* **WORK INSTRUCTIONS**
Each entry below must be repeated word for word.

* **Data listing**
####################
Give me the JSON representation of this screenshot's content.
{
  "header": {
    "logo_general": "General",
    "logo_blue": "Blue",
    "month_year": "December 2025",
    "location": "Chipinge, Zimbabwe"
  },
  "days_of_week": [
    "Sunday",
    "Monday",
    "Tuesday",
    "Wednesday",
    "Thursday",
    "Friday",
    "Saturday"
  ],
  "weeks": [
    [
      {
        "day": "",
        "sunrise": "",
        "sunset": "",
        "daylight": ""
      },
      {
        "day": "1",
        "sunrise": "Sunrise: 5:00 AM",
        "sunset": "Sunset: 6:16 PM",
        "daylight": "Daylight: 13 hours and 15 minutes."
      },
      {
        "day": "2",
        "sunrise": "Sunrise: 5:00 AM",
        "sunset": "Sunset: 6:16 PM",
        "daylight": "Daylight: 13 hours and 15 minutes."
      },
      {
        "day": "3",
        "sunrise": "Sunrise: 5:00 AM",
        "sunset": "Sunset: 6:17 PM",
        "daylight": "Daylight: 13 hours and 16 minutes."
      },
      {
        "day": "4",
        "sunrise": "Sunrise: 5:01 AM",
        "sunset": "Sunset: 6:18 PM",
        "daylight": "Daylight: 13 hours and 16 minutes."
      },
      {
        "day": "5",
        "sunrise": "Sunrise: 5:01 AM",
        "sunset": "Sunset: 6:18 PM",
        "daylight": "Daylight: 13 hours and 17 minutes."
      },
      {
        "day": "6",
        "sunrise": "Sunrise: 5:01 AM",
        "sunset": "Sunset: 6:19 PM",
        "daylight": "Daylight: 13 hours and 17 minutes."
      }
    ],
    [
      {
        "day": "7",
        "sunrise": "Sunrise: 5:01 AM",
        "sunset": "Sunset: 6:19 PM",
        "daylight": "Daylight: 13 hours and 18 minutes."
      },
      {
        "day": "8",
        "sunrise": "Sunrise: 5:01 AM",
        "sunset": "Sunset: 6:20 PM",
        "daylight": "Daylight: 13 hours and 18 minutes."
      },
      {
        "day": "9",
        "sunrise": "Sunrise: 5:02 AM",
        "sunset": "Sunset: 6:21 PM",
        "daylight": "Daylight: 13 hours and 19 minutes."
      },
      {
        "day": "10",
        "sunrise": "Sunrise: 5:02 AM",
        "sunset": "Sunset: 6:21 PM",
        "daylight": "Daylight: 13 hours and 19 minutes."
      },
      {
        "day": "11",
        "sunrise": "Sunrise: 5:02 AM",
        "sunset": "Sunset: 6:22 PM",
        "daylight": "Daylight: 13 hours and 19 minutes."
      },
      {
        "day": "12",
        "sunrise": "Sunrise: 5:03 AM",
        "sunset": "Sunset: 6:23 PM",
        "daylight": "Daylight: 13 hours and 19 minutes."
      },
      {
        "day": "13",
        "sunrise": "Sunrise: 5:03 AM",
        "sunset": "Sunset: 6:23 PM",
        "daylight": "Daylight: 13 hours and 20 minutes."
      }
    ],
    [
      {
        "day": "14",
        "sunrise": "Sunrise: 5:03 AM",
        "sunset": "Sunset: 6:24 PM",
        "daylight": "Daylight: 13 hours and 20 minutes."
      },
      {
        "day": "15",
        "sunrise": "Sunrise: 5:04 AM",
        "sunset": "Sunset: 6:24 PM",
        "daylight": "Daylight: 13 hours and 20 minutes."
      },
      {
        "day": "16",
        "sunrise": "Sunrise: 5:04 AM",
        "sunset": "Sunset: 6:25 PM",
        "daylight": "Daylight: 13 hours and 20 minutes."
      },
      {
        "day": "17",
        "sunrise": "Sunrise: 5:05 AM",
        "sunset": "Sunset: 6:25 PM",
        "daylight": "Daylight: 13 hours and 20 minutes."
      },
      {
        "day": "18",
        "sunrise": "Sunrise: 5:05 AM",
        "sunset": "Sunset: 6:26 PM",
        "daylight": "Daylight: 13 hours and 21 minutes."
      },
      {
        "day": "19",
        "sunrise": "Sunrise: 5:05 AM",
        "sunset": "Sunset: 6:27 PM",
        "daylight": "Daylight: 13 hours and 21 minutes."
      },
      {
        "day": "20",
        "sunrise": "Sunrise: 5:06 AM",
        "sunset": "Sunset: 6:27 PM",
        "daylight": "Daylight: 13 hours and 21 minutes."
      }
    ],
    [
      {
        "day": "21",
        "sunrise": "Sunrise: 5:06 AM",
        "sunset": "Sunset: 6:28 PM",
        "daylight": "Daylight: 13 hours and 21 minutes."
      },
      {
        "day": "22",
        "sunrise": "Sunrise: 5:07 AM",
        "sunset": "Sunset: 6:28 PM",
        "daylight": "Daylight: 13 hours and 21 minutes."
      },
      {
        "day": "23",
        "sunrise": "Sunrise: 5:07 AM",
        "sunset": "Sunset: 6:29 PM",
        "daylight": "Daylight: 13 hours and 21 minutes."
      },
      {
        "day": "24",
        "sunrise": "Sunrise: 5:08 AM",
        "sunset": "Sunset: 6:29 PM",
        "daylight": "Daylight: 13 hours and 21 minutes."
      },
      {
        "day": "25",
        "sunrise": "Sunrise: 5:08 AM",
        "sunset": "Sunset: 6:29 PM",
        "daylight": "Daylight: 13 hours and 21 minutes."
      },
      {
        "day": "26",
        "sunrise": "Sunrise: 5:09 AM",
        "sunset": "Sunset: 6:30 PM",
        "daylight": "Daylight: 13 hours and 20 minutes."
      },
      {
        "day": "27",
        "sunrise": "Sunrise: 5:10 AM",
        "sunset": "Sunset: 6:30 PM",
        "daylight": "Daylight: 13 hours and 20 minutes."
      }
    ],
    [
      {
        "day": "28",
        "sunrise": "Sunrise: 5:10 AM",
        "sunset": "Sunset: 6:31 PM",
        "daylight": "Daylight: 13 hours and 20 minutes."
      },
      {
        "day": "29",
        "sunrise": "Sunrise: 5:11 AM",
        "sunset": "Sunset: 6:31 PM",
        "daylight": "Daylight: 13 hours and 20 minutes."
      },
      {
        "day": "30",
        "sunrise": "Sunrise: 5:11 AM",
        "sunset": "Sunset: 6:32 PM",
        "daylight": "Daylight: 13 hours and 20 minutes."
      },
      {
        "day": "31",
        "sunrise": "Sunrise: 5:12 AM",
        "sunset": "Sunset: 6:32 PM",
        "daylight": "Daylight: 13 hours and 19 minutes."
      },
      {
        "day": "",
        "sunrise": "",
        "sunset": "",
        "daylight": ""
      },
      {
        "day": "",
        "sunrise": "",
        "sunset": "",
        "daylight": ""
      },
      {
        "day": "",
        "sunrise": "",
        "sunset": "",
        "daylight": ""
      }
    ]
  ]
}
####################
* **EXERCISE OUTPUT**
Give me the JSON representation of this screenshot's content.
{
  "header": {
    "logo_general": "General",
    "logo_blue": "Blue",
    "month_year": "December 2025",
    "location": "Chipinge, Zimbabwe"
  },
  "days_of_week": [
    "Sunday",
    "Monday",
    "Tuesday",
    "Wednesday",
    "Thursday",
    "Friday",
    "Saturday"
  ],
  "weeks": [
    [
      {
        "day": "",
        "sunrise": "",
        "sunset": "",
        "daylight": ""
      },
      {
        "day": "1",
        "sunrise": "Sunrise: 5:00 AM",
        "sunset": "Sunset: 6:16 PM",
        "daylight": "Daylight: 13 hours and 15 minutes."
      },
      {
        "day": "2",
        "sunrise": "Sunrise: 5:00 AM",
        "sunset": "Sunset: 6:16 PM",
        "daylight": "Daylight: 13 hours and 15 minutes."
      },
      {
        "day": "3",
        "sunrise": "Sunrise: 5:00 AM",
        "sunset": "Sunset: 6:17 PM",
        "daylight": "Daylight: 13 hours and 16 minutes."
      },
      {
        "day": "4",
        "sunrise": "Sunrise: 5:01 AM",
        "sunset": "Sunset: 6:18 PM",
        "daylight": "Daylight: 13 hours and 16 minutes."
      },
      {
        "day": "5",
        "sunrise": "Sunrise: 5:01 AM",
        "sunset": "Sunset: 6:18 PM",
        "daylight": "Daylight: 13 hours and 17 minutes."
      },
      {
        "day": "6",
        "sunrise": "Sunrise: 5:01 AM",
        "sunset": "Sunset: 6:19 PM",
        "daylight": "Daylight: 13 hours and 17 minutes."
      }
    ],
    [
      {
        "day": "7",
        "sunrise": "Sunrise: 5:01 AM",
        "sunset": "Sunset: 6:19 PM",
        "daylight": "Daylight: 13 hours and 18 minutes."
      },
      {
        "day": "8",
        "sunrise": "Sunrise: 5:01 AM",
        "sunset": "Sunset: 6:20 PM",
        "daylight": "Daylight: 13 hours and 18 minutes."
      },
      {
        "day": "9",
        "sunrise": "Sunrise: 5:02 AM",
        "sunset": "Sunset: 6:21 PM",
        "daylight": "Daylight: 13 hours and 19 minutes."
      },
      {
        "day": "10",
        "sunrise": "Sunrise: 5:02 AM",
        "sunset": "Sunset: 6:21 PM",
        "daylight": "Daylight: 13 hours and 19 minutes."
      },
      {
        "day": "11",
        "sunrise": "Sunrise: 5:02 AM",
        "sunset": "Sunset: 6:22 PM",
        "daylight": "Daylight: 13 hours and 19 minutes."
      },
      {
        "day": "12",
        "sunrise": "Sunrise: 5:03 AM",
        "sunset": "Sunset: 6:23 PM",
        "daylight": "Daylight: 13 hours and 19 minutes."
      },
      {
        "day": "13",
        "sunrise": "Sunrise: 5:03 AM",
        "sunset": "Sunset: 6:23 PM",
        "daylight": "Daylight: 13 hours and 20 minutes."
      }
    ],
    [
      {
        "day": "14",
        "sunrise": "Sunrise: 5:03 AM",
        "sunset": "Sunset: 6:24 PM",
        "daylight": "Daylight: 13 hours and 20 minutes."
      },
      {
        "day": "15",
        "sunrise": "Sunrise: 5:04 AM",
        "sunset": "Sunset: 6:24 PM",
        "daylight": "Daylight: 13 hours and 20 minutes."
      },
      {
        "day": "16",
        "sunrise": "Sunrise: 5:04 AM",
        "sunset": "Sunset: 6:25 PM",
        "daylight": "Daylight: 13 hours and 20 minutes."
      },
      {
        "day": "17",
        "sunrise": "Sunrise: 5:05 AM",
        "sunset": "Sunset: 6:25 PM",
        "daylight": "Daylight: 13 hours and 20 minutes."
      },
      {
        "day": "18",
        "sunrise": "Sunrise: 5:05 AM",
        "sunset": "Sunset: 6:26 PM",
        "daylight": "Daylight: 13 hours and 21 minutes."
      },
      {
        "day": "19",
        "sunrise": "Sunrise: 5:05 AM",
        "sunset": "Sunset: 6:27 PM",
        "daylight": "Daylight: 13 hours and 21 minutes."
      },
      {
        "day": "20",
        "sunrise": "Sunrise: 5:06 AM",
        "sunset": "Sunset: 6:27 PM",
        "daylight": "Daylight: 13 hours and 21 minutes."
      }
    ],
    [
      {
        "day": "21",
        "sunrise": "Sunrise: 5:06 AM",
        "sunset": "Sunset: 6:28 PM",
        "daylight": "Daylight: 13 hours and 21 minutes."
      },
      {
        "day": "22",
        "sunrise": "Sunrise: 5:07 AM",
        "sunset": "Sunset: 6:28 PM",
        "daylight": "Daylight: 13 hours and 21 minutes."
      },
      {
        "day": "23",
        "sunrise": "Sunrise: 5:07 AM",
        "sunset": "Sunset: 6:29 PM",
        "daylight": "Daylight: 13 hours and 21 minutes."
      },
      {
        "day": "24",
        "sunrise": "Sunrise: 5:08 AM",
        "sunset": "Sunset: 6:29 PM",
        "daylight": "Daylight: 13 hours and 21 minutes."
      },
      {
        "day": "25",
        "sunrise": "Sunrise: 5:08 AM",
        "sunset": "Sunset: 6:29 PM",
        "daylight": "Daylight: 13 hours and 21 minutes."
      },
      {
        "day": "26",
        "sunrise": "Sunrise: 5:09 AM",
        "sunset": "Sunset: 6:30 PM",
        "daylight": "Daylight: 13 hours and 20 minutes."
      },
      {
        "day": "27",
        "sunrise": "Sunrise: 5:10 AM",
        "sunset": "Sunset: 6:30 PM",
        "daylight": "Daylight: 13 hours and 20 minutes."
      }
    ],
    [
      {
        "day": "28",
        "sunrise": "Sunrise: 5:10 AM",
        "sunset": "Sunset: 6:31 PM",
        "daylight": "Daylight: 13 hours and 20 minutes."
      },
      {
        "day": "29",
        "sunrise": "Sunrise: 5:11 AM",
        "sunset": "Sunset: 6:31 PM",
        "daylight": "Daylight: 13 hours and 20 minutes."
      },
      {
        "day": "30",
        "sunrise": "Sunrise: 5:11 AM",
        "sunset": "Sunset: 6:32 PM",
        "daylight": "Daylight: 13 hours and 20 minutes."
      },
      {
        "day": "31",
        "sunrise": "Sunrise: 5:12 AM",
        "sunset": "Sunset: 6:32 PM",
        "daylight": "Daylight: 13 hours and 19 minutes."
      },
      {
        "day": "",
        "sunrise": "",
        "sunset": "",
        "daylight": ""
      },
      {
        "day": "",
        "sunrise": "",
        "sunset": "",
        "daylight": ""
      },
      {
        "day": "",
        "sunrise": "",
        "sunset": "",
        "daylight": ""
      }
    ]
  ]
}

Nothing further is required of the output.